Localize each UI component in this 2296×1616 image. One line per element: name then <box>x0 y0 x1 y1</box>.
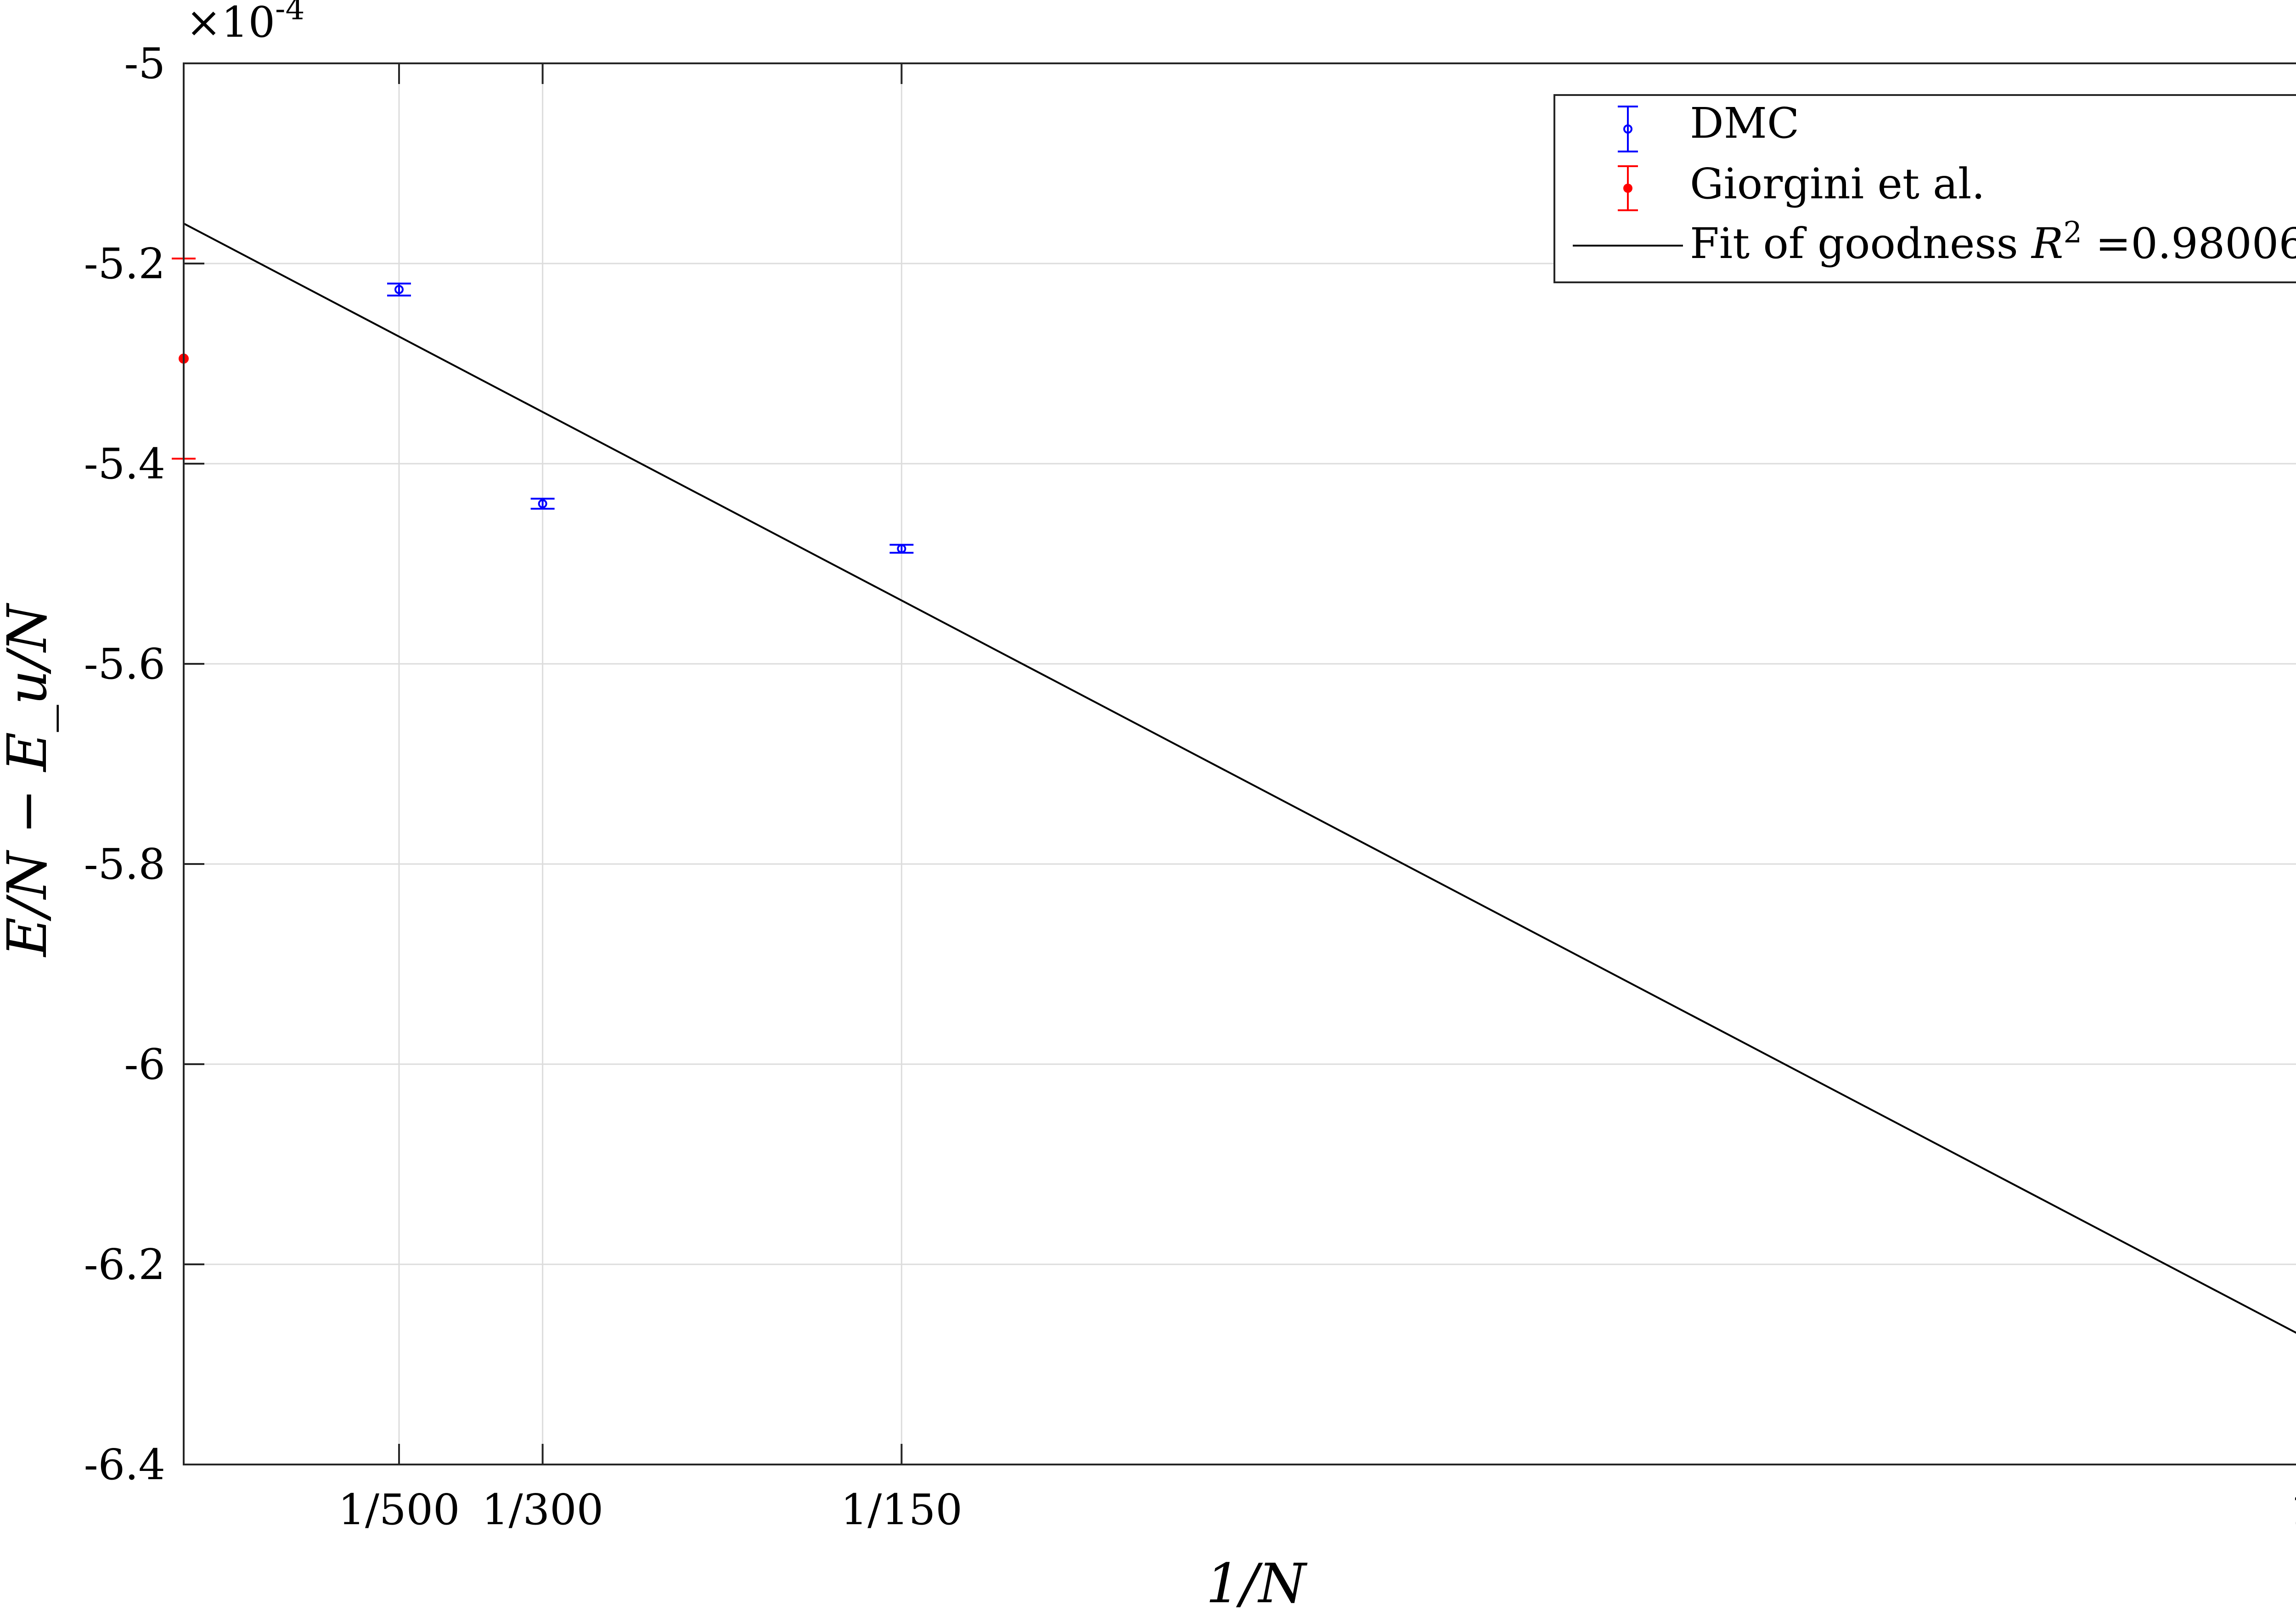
x-axis-label: 1/N <box>1206 1552 1308 1615</box>
legend-label-giorgini: Giorgini et al. <box>1690 159 1985 208</box>
legend-fit-prefix: Fit of goodness <box>1690 219 2032 268</box>
data-point <box>394 285 404 294</box>
x-tick-label: 1/500 <box>338 1485 460 1534</box>
y-multiplier-exponent: -4 <box>275 0 304 27</box>
legend-symbol-giorgini <box>1618 165 1638 211</box>
grid <box>184 63 2296 1464</box>
data-point <box>897 544 906 554</box>
x-tick-label: 1/300 <box>482 1485 603 1534</box>
legend-label-fit: Fit of goodness R2 =0.98006 <box>1690 216 2296 268</box>
y-tick-label: -5 <box>124 39 165 88</box>
legend-fit-var: R <box>2031 219 2063 268</box>
y-multiplier-base: ×10 <box>186 0 275 47</box>
legend-fit-suffix: =0.98006 <box>2082 219 2296 268</box>
legend-box <box>1553 94 2296 283</box>
plot-frame <box>183 62 2296 1465</box>
y-tick-label: -6 <box>124 1040 165 1089</box>
x-tick-label: 1/150 <box>841 1485 962 1534</box>
series-layer <box>172 223 2296 1334</box>
x-tick-label: 1/50 <box>2290 1485 2296 1534</box>
legend-label-dmc: DMC <box>1690 99 1799 148</box>
series-0 <box>387 282 914 554</box>
y-tick-label: -5.6 <box>84 640 165 689</box>
legend: DMC Giorgini et al. Fit of goodness R2 =… <box>1553 94 2296 283</box>
y-tick-label: -6.2 <box>84 1240 165 1289</box>
fit-line <box>183 223 2296 1334</box>
legend-symbol-dmc <box>1618 106 1638 152</box>
y-tick-label: -5.8 <box>84 840 165 889</box>
y-axis-multiplier: ×10-4 <box>186 0 304 47</box>
y-tick-label: -5.4 <box>84 439 165 488</box>
series-2 <box>183 223 2296 1334</box>
y-axis-label: E/N − E_u/N <box>0 603 59 958</box>
tick-labels: -5 -5.2 -5.4 -5.6 -5.8 -6 -6.2 -6.4 1/500 1/300 1/… <box>84 39 2296 1534</box>
y-tick-label: -5.2 <box>84 239 165 288</box>
legend-dmc-marker <box>1623 124 1632 134</box>
ticks <box>184 62 903 1465</box>
legend-giorgini-marker <box>1623 184 1632 193</box>
y-tick-label: -6.4 <box>84 1440 165 1489</box>
data-point <box>538 499 547 509</box>
legend-fit-sup: 2 <box>2063 216 2082 250</box>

DIRECTIONS FOR THIS TASK
Please copy all the lines above word for word, leaving out the pictures.

WRITTEN REPLY
Localize each UI component in this 2296×1616 image. One line per element: name then <box>x0 y0 x1 y1</box>.
x-axis-label: 1/N <box>1206 1552 1308 1615</box>
legend-label-giorgini: Giorgini et al. <box>1690 159 1985 208</box>
legend-fit-prefix: Fit of goodness <box>1690 219 2032 268</box>
data-point <box>394 285 404 294</box>
x-tick-label: 1/500 <box>338 1485 460 1534</box>
y-multiplier-exponent: -4 <box>275 0 304 27</box>
legend-symbol-giorgini <box>1618 165 1638 211</box>
grid <box>184 63 2296 1464</box>
data-point <box>897 544 906 554</box>
x-tick-label: 1/300 <box>482 1485 603 1534</box>
legend-label-fit: Fit of goodness R2 =0.98006 <box>1690 216 2296 268</box>
y-tick-label: -5 <box>124 39 165 88</box>
legend-fit-var: R <box>2031 219 2063 268</box>
y-multiplier-base: ×10 <box>186 0 275 47</box>
legend-fit-suffix: =0.98006 <box>2082 219 2296 268</box>
legend-box <box>1553 94 2296 283</box>
plot-frame <box>183 62 2296 1465</box>
y-tick-label: -6 <box>124 1040 165 1089</box>
x-tick-label: 1/150 <box>841 1485 962 1534</box>
series-layer <box>172 223 2296 1334</box>
x-tick-label: 1/50 <box>2290 1485 2296 1534</box>
legend-label-dmc: DMC <box>1690 99 1799 148</box>
series-0 <box>387 282 914 554</box>
y-tick-label: -5.6 <box>84 640 165 689</box>
legend: DMC Giorgini et al. Fit of goodness R2 =… <box>1553 94 2296 283</box>
y-tick-label: -6.2 <box>84 1240 165 1289</box>
fit-line <box>183 223 2296 1334</box>
legend-symbol-dmc <box>1618 106 1638 152</box>
y-tick-label: -5.8 <box>84 840 165 889</box>
y-axis-multiplier: ×10-4 <box>186 0 304 47</box>
y-tick-label: -5.4 <box>84 439 165 488</box>
series-2 <box>183 223 2296 1334</box>
y-axis-label: E/N − E_u/N <box>0 603 59 958</box>
tick-labels: -5 -5.2 -5.4 -5.6 -5.8 -6 -6.2 -6.4 1/500 1/300 1/… <box>84 39 2296 1534</box>
y-tick-label: -5.2 <box>84 239 165 288</box>
legend-dmc-marker <box>1623 124 1632 134</box>
ticks <box>184 62 903 1465</box>
legend-giorgini-marker <box>1623 184 1632 193</box>
y-tick-label: -6.4 <box>84 1440 165 1489</box>
data-point <box>538 499 547 509</box>
legend-fit-sup: 2 <box>2063 216 2082 250</box>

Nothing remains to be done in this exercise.